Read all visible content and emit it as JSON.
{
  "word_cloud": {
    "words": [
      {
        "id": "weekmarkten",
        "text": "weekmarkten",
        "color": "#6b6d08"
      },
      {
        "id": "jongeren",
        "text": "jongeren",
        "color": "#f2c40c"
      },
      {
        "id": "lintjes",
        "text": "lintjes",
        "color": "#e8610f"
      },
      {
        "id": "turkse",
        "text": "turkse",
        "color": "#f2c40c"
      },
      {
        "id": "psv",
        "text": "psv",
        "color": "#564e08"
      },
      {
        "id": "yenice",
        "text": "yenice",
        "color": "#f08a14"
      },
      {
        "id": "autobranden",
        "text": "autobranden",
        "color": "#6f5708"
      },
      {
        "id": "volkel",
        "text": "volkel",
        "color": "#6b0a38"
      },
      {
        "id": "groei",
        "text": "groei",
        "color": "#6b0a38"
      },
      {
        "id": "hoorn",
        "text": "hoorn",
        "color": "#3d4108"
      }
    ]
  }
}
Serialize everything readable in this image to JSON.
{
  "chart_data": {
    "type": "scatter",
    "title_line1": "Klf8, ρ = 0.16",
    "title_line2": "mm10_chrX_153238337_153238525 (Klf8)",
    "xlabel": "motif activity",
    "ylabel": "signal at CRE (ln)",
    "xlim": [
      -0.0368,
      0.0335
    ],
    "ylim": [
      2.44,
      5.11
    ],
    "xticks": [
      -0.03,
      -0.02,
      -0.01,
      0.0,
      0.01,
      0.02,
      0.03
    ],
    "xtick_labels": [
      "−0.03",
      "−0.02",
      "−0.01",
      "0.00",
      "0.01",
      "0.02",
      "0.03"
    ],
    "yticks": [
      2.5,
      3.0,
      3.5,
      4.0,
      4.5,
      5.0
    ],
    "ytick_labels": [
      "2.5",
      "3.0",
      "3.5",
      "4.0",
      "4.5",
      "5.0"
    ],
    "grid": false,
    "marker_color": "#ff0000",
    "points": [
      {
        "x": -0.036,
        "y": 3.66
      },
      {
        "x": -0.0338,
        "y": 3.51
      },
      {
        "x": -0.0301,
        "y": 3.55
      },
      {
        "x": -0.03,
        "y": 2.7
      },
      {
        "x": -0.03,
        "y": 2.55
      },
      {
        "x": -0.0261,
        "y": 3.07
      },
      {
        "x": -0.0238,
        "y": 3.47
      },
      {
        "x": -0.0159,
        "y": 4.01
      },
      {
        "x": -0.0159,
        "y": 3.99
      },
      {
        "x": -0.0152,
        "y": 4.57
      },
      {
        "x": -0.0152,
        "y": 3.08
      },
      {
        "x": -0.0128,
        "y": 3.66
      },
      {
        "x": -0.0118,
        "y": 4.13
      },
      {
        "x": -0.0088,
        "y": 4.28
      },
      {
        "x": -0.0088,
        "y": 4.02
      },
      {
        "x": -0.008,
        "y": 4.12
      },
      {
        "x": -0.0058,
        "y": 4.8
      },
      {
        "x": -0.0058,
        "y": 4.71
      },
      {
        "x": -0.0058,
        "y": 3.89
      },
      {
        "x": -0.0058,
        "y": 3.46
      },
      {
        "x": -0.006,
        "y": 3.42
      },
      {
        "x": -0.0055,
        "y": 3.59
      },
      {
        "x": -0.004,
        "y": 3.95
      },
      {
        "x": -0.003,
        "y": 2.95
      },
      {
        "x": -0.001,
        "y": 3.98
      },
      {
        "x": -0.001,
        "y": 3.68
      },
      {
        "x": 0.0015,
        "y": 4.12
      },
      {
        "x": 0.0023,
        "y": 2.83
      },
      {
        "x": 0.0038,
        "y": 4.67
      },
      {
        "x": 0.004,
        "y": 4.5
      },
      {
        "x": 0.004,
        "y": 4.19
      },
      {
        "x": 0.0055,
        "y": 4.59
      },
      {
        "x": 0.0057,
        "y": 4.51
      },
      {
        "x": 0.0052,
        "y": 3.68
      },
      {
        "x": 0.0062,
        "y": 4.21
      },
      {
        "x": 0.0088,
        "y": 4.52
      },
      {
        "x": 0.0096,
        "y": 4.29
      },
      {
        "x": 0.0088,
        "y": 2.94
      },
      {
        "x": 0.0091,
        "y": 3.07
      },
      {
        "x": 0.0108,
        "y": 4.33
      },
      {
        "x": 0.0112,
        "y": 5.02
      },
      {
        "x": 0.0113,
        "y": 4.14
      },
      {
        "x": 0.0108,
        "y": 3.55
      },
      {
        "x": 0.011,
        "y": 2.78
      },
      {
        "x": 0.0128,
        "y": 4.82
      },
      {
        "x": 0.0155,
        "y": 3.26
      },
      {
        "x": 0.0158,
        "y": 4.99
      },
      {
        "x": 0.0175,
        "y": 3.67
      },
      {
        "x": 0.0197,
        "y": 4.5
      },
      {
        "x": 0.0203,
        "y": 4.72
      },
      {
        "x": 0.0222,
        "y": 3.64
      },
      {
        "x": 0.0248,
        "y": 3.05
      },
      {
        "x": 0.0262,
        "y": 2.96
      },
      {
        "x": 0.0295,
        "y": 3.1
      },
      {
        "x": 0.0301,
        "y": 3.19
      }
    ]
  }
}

--

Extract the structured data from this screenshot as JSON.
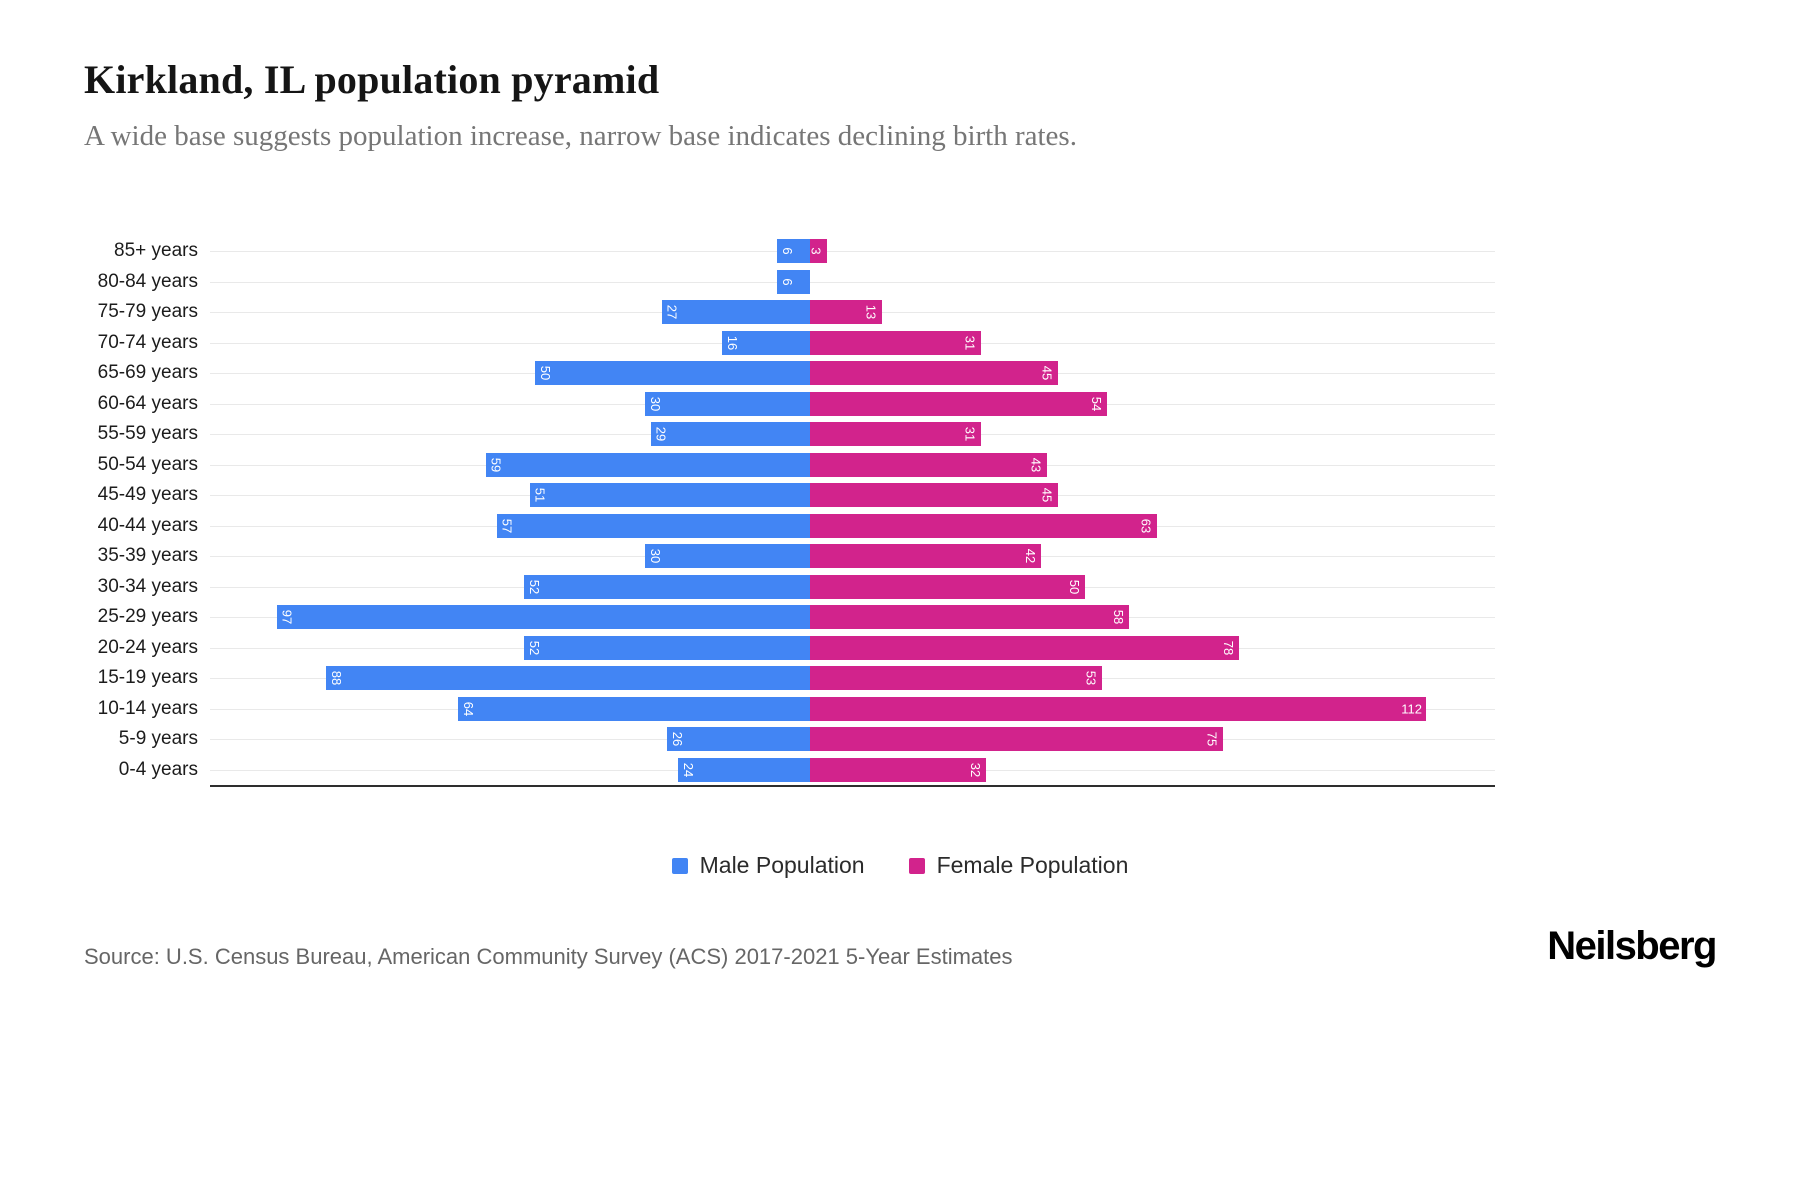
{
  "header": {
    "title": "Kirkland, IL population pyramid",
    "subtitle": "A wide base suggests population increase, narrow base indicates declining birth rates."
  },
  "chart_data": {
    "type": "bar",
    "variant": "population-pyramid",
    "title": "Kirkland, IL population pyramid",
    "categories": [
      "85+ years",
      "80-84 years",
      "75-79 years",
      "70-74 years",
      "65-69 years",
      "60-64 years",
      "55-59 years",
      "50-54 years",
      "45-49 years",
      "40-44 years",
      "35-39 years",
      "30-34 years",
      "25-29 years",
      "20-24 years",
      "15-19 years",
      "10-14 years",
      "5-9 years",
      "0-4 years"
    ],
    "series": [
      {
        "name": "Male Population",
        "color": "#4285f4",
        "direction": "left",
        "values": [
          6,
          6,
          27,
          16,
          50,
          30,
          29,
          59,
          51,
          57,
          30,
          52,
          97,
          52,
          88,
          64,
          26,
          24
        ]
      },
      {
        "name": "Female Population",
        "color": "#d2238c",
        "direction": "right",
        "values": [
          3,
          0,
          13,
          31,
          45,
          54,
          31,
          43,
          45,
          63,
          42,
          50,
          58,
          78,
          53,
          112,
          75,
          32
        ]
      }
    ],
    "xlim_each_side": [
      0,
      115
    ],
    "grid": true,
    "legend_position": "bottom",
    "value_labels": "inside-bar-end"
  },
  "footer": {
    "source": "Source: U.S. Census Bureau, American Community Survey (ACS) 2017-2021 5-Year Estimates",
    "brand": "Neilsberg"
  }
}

## Exercise requirements
Search the entries for the word "JSON" and copy every line that has it.

## Result of this task
Read all visible content and emit it as JSON.
Serialize everything readable in this image to JSON.
Extract the structured data from this screenshot as JSON.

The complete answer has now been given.